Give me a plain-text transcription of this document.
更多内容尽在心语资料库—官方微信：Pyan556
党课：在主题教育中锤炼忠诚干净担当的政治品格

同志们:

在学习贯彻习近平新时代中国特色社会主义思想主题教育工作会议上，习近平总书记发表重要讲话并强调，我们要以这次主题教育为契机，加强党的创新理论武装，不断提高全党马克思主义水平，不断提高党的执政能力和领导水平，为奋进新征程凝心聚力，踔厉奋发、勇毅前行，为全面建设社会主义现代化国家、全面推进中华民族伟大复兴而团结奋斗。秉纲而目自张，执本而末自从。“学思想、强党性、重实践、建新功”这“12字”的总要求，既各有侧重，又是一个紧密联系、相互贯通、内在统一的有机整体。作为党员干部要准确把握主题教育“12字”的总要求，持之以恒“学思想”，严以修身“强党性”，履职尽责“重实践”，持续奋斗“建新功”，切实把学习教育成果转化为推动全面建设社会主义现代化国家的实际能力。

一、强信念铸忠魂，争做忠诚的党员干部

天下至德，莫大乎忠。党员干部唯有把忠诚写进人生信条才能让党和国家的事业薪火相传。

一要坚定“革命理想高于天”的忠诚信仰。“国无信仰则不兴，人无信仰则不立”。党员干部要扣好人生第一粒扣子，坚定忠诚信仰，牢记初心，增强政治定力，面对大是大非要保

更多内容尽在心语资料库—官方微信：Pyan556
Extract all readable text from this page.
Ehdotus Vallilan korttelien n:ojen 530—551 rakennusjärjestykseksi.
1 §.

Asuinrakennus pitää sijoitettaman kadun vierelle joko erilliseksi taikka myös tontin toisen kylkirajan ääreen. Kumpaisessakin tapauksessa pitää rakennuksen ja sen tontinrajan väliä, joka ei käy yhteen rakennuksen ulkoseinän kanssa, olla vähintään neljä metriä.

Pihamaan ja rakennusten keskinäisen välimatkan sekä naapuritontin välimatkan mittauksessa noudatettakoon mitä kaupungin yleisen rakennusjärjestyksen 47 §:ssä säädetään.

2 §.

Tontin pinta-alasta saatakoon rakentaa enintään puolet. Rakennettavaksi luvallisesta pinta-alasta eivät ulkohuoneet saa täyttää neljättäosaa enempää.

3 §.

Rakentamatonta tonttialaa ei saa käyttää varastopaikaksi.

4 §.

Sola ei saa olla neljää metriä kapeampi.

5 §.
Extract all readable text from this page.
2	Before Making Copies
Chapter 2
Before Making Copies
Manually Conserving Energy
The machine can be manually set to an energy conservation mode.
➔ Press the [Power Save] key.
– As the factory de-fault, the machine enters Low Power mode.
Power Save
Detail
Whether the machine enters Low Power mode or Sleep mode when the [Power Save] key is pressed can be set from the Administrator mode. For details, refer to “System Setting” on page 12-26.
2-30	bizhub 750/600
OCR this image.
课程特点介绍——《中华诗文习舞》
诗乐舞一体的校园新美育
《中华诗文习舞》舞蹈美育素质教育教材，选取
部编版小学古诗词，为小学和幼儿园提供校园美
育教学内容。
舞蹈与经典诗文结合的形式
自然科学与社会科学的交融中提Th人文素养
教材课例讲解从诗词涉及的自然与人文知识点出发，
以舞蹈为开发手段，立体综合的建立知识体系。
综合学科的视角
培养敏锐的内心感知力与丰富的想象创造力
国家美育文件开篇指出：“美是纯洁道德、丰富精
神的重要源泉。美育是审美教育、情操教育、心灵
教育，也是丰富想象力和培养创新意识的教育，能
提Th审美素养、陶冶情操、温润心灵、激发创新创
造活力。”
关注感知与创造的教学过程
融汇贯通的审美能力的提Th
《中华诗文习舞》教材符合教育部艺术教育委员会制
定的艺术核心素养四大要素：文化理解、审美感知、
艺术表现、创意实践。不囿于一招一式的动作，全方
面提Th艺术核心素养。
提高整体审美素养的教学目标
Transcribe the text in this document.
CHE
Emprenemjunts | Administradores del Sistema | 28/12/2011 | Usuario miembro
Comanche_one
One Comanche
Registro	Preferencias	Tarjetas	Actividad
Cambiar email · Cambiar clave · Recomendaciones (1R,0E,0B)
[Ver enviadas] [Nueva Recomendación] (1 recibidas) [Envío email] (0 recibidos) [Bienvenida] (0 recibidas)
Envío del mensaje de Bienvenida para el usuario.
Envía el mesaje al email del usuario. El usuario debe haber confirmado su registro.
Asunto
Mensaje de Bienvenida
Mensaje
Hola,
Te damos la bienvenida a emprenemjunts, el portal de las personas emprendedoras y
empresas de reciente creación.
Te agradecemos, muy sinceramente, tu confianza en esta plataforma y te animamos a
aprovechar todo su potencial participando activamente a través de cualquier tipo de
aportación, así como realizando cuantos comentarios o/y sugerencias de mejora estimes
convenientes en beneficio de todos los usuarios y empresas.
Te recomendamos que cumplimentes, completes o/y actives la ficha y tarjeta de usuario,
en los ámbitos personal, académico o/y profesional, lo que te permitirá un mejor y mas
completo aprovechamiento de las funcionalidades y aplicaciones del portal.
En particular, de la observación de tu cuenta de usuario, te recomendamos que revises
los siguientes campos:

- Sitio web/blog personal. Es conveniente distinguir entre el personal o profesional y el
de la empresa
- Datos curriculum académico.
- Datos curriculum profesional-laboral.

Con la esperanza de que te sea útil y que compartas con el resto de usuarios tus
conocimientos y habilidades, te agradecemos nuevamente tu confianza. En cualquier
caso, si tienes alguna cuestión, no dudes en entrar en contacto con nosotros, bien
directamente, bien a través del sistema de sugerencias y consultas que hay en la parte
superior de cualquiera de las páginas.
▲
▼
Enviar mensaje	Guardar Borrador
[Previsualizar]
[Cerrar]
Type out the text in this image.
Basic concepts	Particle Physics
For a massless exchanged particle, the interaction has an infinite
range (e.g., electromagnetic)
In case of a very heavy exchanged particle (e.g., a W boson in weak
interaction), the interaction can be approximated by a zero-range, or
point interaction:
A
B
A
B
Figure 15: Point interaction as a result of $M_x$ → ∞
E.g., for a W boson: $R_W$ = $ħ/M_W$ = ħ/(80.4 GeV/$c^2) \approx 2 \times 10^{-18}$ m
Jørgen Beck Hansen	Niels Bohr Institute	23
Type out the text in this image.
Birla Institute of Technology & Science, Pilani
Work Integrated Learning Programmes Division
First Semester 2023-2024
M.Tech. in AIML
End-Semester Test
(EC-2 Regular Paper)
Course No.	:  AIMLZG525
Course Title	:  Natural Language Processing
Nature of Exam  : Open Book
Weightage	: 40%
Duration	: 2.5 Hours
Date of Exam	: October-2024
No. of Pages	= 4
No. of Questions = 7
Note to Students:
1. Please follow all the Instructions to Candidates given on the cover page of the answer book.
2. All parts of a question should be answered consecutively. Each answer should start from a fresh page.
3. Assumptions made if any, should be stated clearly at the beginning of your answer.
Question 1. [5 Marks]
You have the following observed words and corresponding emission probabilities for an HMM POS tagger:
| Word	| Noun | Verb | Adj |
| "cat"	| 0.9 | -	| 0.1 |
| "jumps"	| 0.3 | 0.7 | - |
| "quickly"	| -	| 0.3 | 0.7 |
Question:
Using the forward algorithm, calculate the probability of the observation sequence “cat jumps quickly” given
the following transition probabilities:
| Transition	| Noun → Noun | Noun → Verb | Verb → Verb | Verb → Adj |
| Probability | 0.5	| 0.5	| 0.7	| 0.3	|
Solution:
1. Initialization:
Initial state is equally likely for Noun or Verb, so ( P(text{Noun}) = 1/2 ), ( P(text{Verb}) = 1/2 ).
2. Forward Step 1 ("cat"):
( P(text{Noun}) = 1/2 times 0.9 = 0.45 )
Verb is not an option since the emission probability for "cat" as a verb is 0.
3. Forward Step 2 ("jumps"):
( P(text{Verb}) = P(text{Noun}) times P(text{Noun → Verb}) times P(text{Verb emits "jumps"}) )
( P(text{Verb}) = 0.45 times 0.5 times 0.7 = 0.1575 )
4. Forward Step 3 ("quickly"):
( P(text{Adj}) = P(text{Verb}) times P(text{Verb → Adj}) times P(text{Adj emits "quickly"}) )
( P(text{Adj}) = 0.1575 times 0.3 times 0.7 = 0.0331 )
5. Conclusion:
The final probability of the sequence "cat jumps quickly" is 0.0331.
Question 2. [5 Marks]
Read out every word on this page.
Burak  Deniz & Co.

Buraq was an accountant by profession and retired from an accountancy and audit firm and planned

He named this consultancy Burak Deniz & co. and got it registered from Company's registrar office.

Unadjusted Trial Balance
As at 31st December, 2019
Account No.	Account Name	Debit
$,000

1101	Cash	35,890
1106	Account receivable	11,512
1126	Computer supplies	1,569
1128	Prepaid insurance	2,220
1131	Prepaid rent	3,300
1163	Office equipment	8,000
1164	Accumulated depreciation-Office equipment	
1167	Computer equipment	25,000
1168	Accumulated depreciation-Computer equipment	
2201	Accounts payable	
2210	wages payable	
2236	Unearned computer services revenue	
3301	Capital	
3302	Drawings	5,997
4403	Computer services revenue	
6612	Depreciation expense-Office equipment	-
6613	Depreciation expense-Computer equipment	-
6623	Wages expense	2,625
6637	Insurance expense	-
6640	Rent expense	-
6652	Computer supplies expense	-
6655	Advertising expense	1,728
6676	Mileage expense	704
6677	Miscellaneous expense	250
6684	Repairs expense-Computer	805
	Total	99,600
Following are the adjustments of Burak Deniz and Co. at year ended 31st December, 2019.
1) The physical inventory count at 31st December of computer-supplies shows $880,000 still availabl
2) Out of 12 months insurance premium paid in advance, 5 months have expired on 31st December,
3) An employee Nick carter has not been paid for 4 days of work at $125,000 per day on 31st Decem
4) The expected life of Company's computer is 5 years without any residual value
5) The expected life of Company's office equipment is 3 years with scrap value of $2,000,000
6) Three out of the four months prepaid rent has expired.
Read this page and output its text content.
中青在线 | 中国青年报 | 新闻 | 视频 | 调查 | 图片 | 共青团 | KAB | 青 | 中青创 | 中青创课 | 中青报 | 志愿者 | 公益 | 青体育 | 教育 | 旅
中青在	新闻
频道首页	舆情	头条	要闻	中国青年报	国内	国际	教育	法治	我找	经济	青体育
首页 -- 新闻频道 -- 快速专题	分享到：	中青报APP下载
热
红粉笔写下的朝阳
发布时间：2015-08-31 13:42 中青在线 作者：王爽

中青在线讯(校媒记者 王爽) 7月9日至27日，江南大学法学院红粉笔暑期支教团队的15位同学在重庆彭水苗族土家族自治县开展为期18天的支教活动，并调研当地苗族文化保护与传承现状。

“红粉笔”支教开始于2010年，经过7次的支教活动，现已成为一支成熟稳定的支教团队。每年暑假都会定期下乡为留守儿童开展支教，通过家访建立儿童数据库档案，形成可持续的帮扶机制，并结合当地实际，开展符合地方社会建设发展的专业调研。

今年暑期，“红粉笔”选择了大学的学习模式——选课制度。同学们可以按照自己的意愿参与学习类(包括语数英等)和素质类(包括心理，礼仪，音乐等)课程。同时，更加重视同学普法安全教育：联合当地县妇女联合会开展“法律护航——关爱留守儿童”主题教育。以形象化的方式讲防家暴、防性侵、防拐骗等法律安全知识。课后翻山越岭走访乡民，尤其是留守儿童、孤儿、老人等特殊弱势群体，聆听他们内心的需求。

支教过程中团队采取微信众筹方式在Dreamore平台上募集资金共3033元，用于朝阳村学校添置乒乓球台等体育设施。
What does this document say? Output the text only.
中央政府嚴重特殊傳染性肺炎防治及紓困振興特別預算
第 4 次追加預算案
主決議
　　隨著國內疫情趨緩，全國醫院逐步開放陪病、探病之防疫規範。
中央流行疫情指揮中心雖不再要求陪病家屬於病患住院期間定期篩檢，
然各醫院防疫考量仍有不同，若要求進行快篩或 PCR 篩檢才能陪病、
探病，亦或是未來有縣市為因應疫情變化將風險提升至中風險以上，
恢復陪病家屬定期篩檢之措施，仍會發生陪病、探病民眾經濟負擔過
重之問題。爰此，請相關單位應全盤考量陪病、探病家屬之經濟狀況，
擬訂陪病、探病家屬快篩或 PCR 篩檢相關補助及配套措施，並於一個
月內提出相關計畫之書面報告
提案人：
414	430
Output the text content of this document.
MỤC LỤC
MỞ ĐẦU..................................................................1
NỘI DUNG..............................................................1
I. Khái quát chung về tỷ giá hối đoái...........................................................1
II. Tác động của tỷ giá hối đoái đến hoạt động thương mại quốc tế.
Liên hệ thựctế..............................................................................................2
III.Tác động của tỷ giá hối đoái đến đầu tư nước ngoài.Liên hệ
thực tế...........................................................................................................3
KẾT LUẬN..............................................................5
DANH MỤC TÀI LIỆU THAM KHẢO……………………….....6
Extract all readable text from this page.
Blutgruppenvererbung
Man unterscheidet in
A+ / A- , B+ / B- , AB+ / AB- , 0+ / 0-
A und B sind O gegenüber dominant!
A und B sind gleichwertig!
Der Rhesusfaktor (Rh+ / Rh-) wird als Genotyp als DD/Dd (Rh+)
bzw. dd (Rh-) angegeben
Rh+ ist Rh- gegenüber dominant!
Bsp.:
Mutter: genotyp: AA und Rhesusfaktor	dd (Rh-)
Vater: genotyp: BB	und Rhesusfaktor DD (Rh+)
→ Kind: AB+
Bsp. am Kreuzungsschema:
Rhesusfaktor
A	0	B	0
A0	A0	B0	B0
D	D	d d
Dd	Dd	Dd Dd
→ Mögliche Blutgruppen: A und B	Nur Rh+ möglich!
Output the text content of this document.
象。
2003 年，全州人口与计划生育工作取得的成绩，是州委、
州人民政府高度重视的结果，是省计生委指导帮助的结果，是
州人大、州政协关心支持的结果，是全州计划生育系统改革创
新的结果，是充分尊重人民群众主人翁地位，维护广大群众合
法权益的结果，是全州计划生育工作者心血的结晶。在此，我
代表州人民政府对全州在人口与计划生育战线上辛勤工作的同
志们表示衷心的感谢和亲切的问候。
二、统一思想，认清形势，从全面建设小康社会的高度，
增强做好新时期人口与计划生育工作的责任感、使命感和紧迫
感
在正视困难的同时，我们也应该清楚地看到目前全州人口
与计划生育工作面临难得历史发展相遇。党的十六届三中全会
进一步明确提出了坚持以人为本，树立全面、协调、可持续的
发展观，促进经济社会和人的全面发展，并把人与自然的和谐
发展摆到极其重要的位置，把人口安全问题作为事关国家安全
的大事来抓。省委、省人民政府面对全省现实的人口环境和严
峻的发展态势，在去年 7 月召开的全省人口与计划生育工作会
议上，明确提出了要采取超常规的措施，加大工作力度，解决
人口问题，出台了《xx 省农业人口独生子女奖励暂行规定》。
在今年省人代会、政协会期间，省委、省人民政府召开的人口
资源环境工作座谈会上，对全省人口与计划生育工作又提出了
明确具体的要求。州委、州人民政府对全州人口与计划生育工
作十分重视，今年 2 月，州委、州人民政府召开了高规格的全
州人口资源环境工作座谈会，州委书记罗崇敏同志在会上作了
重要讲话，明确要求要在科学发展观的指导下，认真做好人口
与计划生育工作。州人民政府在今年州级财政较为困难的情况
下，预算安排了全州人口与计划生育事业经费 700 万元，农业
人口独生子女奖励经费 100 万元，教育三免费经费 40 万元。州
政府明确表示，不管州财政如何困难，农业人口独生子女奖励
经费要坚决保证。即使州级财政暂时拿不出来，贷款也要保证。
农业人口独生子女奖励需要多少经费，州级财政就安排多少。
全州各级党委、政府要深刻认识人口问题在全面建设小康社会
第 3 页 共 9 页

◇ ◇ ◇ ◇

• Task objective
Within the listing above, find every line containing the string "boson" and return it.

• Full solution
In case of a very heavy exchanged particle (e.g., a W boson in weak
E.g., for a W boson: $R_W$ = $ħ/M_W$ = ħ/(80.4 GeV/$c^2) \approx 2 \times 10^{-18}$ m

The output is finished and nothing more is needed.